---- Extracted entries
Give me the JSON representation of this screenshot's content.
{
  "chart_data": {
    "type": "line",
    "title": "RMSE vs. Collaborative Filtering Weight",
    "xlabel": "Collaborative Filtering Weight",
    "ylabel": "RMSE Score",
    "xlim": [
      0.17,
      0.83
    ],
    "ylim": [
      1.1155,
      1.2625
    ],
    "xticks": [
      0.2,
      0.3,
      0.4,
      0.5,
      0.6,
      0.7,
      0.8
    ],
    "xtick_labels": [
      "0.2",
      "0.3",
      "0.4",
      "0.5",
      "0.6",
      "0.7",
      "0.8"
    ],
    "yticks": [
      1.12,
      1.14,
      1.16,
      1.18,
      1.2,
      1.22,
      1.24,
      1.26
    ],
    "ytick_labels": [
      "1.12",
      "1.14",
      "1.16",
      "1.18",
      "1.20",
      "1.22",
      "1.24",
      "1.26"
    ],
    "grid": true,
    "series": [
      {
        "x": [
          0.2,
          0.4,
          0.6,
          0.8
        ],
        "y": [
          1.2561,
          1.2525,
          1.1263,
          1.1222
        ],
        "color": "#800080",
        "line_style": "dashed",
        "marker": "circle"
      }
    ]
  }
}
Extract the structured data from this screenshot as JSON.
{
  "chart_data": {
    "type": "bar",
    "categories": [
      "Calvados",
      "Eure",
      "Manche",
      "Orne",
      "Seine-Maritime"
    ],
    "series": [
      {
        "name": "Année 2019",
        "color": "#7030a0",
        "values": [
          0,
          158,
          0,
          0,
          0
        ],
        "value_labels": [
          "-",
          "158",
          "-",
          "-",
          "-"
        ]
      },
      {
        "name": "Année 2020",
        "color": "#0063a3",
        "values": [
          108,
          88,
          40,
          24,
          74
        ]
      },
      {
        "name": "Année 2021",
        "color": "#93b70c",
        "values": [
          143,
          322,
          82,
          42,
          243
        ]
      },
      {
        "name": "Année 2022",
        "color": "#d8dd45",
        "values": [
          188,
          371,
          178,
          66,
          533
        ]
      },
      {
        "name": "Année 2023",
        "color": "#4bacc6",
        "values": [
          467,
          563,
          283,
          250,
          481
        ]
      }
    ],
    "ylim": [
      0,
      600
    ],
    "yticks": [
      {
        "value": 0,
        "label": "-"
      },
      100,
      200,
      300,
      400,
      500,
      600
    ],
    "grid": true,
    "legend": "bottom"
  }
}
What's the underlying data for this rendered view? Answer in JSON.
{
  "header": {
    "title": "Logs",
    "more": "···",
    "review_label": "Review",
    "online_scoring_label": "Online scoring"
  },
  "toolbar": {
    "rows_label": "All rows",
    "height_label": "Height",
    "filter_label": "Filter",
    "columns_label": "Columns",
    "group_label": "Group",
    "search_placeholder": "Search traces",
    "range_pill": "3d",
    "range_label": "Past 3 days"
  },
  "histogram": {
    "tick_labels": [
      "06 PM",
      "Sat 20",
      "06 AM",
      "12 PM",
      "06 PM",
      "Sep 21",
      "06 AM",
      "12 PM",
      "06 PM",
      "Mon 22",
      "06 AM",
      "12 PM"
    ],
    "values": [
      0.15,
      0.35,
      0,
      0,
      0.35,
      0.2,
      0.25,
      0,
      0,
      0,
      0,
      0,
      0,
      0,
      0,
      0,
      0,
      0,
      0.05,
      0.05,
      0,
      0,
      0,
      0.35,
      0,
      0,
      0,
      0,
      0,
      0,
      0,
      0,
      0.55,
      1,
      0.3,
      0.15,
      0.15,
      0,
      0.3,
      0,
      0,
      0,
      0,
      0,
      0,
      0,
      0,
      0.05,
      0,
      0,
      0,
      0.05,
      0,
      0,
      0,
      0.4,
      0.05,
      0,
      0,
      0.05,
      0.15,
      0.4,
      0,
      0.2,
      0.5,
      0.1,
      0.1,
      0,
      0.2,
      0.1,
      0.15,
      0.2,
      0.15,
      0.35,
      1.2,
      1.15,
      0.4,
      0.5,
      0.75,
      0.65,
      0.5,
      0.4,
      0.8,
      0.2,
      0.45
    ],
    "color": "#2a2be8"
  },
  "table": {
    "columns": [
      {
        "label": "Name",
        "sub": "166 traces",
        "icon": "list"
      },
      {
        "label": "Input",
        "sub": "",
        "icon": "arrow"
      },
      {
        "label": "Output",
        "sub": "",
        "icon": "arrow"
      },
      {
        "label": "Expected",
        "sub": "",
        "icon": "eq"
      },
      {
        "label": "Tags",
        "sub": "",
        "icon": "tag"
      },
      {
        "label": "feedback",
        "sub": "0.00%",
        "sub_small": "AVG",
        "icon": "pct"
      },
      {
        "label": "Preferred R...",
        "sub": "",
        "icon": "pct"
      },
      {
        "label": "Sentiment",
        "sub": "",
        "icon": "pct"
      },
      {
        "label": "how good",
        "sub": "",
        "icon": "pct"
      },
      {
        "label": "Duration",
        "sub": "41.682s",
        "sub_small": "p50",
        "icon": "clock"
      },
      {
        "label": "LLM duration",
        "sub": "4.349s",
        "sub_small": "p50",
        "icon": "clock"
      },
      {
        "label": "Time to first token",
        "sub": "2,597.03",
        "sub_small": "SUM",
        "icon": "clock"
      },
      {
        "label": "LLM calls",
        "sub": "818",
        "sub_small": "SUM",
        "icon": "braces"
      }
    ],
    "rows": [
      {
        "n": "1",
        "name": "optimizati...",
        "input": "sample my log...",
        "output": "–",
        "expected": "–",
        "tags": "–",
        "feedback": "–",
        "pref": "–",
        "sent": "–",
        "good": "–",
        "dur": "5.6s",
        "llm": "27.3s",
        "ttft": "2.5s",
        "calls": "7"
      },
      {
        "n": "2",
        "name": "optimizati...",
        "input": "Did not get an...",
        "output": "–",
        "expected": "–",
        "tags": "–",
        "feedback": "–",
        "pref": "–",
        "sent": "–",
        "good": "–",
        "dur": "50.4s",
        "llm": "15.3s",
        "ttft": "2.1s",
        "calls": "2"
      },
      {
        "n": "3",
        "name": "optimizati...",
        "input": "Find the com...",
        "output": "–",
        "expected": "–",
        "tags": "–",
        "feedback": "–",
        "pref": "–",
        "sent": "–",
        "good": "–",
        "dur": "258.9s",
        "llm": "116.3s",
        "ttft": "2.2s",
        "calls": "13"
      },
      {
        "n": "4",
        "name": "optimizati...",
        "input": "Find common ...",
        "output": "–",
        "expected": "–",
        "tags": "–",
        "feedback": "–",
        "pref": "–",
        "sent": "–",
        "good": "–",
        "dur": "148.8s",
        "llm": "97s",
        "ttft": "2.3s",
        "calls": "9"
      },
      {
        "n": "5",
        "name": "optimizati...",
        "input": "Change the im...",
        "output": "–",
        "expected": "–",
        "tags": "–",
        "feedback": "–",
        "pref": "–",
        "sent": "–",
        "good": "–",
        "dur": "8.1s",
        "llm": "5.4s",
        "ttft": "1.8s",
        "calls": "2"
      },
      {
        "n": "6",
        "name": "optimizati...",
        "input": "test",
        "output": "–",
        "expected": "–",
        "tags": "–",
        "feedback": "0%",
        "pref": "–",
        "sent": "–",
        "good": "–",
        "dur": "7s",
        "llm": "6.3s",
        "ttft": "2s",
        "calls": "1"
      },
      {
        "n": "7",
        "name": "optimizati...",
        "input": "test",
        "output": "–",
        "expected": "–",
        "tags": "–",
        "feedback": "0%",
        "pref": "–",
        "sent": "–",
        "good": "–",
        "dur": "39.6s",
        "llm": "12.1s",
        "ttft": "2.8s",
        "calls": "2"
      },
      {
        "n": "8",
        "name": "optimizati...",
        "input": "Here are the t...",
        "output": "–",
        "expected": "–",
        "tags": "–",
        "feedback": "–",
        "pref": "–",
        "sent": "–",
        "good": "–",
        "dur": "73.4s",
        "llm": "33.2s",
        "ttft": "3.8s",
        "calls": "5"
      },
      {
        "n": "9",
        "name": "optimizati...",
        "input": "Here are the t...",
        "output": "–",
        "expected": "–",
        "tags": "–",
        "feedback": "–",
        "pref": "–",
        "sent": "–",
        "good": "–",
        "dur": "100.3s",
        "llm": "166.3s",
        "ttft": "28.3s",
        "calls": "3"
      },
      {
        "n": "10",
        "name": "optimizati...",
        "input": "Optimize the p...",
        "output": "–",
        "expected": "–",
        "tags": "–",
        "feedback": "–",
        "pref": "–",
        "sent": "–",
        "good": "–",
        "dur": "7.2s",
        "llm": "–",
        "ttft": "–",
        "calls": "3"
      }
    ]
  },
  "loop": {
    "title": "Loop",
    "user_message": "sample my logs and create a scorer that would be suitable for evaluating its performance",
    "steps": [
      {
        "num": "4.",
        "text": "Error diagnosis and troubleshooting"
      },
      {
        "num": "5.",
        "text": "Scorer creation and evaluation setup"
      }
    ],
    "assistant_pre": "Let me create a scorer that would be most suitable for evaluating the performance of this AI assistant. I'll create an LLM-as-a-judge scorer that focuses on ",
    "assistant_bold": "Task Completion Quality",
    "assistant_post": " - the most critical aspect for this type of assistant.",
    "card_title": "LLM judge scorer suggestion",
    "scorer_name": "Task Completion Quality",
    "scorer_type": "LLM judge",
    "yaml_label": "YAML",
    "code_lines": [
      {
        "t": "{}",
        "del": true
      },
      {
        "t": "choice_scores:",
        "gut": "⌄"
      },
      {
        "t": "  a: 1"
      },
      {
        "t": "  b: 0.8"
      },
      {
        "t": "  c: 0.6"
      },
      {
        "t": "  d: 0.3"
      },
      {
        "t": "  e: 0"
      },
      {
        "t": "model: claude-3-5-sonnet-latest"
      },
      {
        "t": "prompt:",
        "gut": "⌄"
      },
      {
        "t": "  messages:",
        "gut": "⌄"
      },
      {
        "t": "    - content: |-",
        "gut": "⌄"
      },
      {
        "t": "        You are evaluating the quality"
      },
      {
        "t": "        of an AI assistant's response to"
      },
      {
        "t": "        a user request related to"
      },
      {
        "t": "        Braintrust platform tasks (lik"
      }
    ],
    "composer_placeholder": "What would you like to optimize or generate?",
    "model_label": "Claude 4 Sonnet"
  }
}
--------
Exercise brief: Look for lines containing the string "Weight" and copy them all.

Answer:
    "title": "RMSE vs. Collaborative Filtering Weight",
    "xlabel": "Collaborative Filtering Weight",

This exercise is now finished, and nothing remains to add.